▸ **Given data**:
'''

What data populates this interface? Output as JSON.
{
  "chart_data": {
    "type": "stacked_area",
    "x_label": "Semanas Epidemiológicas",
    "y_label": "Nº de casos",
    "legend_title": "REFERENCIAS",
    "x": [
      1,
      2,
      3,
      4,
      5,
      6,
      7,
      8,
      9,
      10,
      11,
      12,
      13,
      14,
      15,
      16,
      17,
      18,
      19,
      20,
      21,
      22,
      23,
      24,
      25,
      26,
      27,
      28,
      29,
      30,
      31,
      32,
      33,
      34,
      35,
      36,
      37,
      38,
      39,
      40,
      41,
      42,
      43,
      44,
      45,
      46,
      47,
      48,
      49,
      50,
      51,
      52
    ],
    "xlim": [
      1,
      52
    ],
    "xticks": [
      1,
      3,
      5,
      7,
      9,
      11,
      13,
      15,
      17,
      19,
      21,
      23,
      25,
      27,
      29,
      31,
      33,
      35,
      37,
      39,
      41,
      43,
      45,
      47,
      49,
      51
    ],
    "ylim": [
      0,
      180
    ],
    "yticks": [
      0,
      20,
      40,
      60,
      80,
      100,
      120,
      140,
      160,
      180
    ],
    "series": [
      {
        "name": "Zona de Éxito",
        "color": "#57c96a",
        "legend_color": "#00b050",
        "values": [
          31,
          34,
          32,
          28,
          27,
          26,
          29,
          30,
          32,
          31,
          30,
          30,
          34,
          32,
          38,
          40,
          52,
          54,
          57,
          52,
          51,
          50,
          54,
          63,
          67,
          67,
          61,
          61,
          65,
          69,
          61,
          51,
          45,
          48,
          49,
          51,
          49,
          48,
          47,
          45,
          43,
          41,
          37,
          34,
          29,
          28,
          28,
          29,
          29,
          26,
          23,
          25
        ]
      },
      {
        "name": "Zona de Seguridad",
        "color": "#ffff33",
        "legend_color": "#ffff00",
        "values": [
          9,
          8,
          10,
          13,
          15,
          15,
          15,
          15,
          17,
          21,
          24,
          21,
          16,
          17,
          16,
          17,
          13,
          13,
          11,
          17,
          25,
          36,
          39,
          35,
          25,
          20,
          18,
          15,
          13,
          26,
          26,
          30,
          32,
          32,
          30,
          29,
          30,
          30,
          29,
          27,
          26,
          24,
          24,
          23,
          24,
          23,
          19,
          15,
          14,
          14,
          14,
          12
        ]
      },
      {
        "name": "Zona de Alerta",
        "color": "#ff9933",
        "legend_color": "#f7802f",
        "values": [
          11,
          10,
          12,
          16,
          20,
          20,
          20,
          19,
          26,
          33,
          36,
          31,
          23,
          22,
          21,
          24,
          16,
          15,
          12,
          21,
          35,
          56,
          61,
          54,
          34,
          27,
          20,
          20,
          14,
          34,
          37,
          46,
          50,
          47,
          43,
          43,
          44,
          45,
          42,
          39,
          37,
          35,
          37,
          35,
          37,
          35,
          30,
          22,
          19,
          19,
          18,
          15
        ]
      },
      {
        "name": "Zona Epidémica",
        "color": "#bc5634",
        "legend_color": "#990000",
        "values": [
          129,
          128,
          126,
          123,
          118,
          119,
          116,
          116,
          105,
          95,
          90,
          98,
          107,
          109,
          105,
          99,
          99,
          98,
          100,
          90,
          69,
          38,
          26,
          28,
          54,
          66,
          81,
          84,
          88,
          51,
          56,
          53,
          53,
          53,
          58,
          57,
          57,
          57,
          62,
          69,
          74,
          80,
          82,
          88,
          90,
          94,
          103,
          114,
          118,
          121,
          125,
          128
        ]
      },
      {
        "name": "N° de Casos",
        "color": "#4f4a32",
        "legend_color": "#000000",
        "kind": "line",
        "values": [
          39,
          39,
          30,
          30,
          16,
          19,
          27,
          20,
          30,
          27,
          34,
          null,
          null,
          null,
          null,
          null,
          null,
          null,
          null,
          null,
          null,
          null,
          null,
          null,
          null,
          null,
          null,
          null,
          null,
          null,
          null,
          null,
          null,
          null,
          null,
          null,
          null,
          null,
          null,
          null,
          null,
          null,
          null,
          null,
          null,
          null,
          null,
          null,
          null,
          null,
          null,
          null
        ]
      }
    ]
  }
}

'''

The records above should all be quoted exactly, please.

▸ **Finished task**:
What data populates this interface? Output as JSON.
{
  "chart_data": {
    "type": "stacked_area",
    "x_label": "Semanas Epidemiológicas",
    "y_label": "Nº de casos",
    "legend_title": "REFERENCIAS",
    "x": [
      1,
      2,
      3,
      4,
      5,
      6,
      7,
      8,
      9,
      10,
      11,
      12,
      13,
      14,
      15,
      16,
      17,
      18,
      19,
      20,
      21,
      22,
      23,
      24,
      25,
      26,
      27,
      28,
      29,
      30,
      31,
      32,
      33,
      34,
      35,
      36,
      37,
      38,
      39,
      40,
      41,
      42,
      43,
      44,
      45,
      46,
      47,
      48,
      49,
      50,
      51,
      52
    ],
    "xlim": [
      1,
      52
    ],
    "xticks": [
      1,
      3,
      5,
      7,
      9,
      11,
      13,
      15,
      17,
      19,
      21,
      23,
      25,
      27,
      29,
      31,
      33,
      35,
      37,
      39,
      41,
      43,
      45,
      47,
      49,
      51
    ],
    "ylim": [
      0,
      180
    ],
    "yticks": [
      0,
      20,
      40,
      60,
      80,
      100,
      120,
      140,
      160,
      180
    ],
    "series": [
      {
        "name": "Zona de Éxito",
        "color": "#57c96a",
        "legend_color": "#00b050",
        "values": [
          31,
          34,
          32,
          28,
          27,
          26,
          29,
          30,
          32,
          31,
          30,
          30,
          34,
          32,
          38,
          40,
          52,
          54,
          57,
          52,
          51,
          50,
          54,
          63,
          67,
          67,
          61,
          61,
          65,
          69,
          61,
          51,
          45,
          48,
          49,
          51,
          49,
          48,
          47,
          45,
          43,
          41,
          37,
          34,
          29,
          28,
          28,
          29,
          29,
          26,
          23,
          25
        ]
      },
      {
        "name": "Zona de Seguridad",
        "color": "#ffff33",
        "legend_color": "#ffff00",
        "values": [
          9,
          8,
          10,
          13,
          15,
          15,
          15,
          15,
          17,
          21,
          24,
          21,
          16,
          17,
          16,
          17,
          13,
          13,
          11,
          17,
          25,
          36,
          39,
          35,
          25,
          20,
          18,
          15,
          13,
          26,
          26,
          30,
          32,
          32,
          30,
          29,
          30,
          30,
          29,
          27,
          26,
          24,
          24,
          23,
          24,
          23,
          19,
          15,
          14,
          14,
          14,
          12
        ]
      },
      {
        "name": "Zona de Alerta",
        "color": "#ff9933",
        "legend_color": "#f7802f",
        "values": [
          11,
          10,
          12,
          16,
          20,
          20,
          20,
          19,
          26,
          33,
          36,
          31,
          23,
          22,
          21,
          24,
          16,
          15,
          12,
          21,
          35,
          56,
          61,
          54,
          34,
          27,
          20,
          20,
          14,
          34,
          37,
          46,
          50,
          47,
          43,
          43,
          44,
          45,
          42,
          39,
          37,
          35,
          37,
          35,
          37,
          35,
          30,
          22,
          19,
          19,
          18,
          15
        ]
      },
      {
        "name": "Zona Epidémica",
        "color": "#bc5634",
        "legend_color": "#990000",
        "values": [
          129,
          128,
          126,
          123,
          118,
          119,
          116,
          116,
          105,
          95,
          90,
          98,
          107,
          109,
          105,
          99,
          99,
          98,
          100,
          90,
          69,
          38,
          26,
          28,
          54,
          66,
          81,
          84,
          88,
          51,
          56,
          53,
          53,
          53,
          58,
          57,
          57,
          57,
          62,
          69,
          74,
          80,
          82,
          88,
          90,
          94,
          103,
          114,
          118,
          121,
          125,
          128
        ]
      },
      {
        "name": "N° de Casos",
        "color": "#4f4a32",
        "legend_color": "#000000",
        "kind": "line",
        "values": [
          39,
          39,
          30,
          30,
          16,
          19,
          27,
          20,
          30,
          27,
          34,
          null,
          null,
          null,
          null,
          null,
          null,
          null,
          null,
          null,
          null,
          null,
          null,
          null,
          null,
          null,
          null,
          null,
          null,
          null,
          null,
          null,
          null,
          null,
          null,
          null,
          null,
          null,
          null,
          null,
          null,
          null,
          null,
          null,
          null,
          null,
          null,
          null,
          null,
          null,
          null,
          null
        ]
      }
    ]
  }
}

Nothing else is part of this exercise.